■ Task to carry out: Using the data below, repeat all of it precisely.

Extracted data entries
==============================
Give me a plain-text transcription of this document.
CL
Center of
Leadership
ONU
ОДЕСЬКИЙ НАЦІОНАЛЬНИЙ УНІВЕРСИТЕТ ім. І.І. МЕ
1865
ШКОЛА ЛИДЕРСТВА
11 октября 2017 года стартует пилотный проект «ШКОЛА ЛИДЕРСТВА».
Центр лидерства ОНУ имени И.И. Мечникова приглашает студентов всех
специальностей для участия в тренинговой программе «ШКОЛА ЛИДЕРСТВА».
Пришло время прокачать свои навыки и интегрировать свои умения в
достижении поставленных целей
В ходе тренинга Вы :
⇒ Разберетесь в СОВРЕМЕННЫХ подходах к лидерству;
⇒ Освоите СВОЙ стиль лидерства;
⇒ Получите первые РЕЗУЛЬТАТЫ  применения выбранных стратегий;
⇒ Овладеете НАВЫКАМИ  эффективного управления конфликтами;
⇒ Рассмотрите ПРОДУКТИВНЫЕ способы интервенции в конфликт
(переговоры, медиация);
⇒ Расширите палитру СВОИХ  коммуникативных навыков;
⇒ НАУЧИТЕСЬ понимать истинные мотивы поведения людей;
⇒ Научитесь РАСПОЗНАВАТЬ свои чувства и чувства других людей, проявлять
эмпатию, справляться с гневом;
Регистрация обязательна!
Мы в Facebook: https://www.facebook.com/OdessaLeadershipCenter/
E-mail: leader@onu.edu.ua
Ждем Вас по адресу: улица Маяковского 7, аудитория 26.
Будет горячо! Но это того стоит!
==============================
■ Solution below:
Give me a plain-text transcription of this document.
CL
Center of
Leadership
ONU
ОДЕСЬКИЙ НАЦІОНАЛЬНИЙ УНІВЕРСИТЕТ ім. І.І. МЕ
1865
ШКОЛА ЛИДЕРСТВА
11 октября 2017 года стартует пилотный проект «ШКОЛА ЛИДЕРСТВА».
Центр лидерства ОНУ имени И.И. Мечникова приглашает студентов всех
специальностей для участия в тренинговой программе «ШКОЛА ЛИДЕРСТВА».
Пришло время прокачать свои навыки и интегрировать свои умения в
достижении поставленных целей
В ходе тренинга Вы :
⇒ Разберетесь в СОВРЕМЕННЫХ подходах к лидерству;
⇒ Освоите СВОЙ стиль лидерства;
⇒ Получите первые РЕЗУЛЬТАТЫ  применения выбранных стратегий;
⇒ Овладеете НАВЫКАМИ  эффективного управления конфликтами;
⇒ Рассмотрите ПРОДУКТИВНЫЕ способы интервенции в конфликт
(переговоры, медиация);
⇒ Расширите палитру СВОИХ  коммуникативных навыков;
⇒ НАУЧИТЕСЬ понимать истинные мотивы поведения людей;
⇒ Научитесь РАСПОЗНАВАТЬ свои чувства и чувства других людей, проявлять
эмпатию, справляться с гневом;
Регистрация обязательна!
Мы в Facebook: https://www.facebook.com/OdessaLeadershipCenter/
E-mail: leader@onu.edu.ua
Ждем Вас по адресу: улица Маяковского 7, аудитория 26.
Будет горячо! Но это того стоит!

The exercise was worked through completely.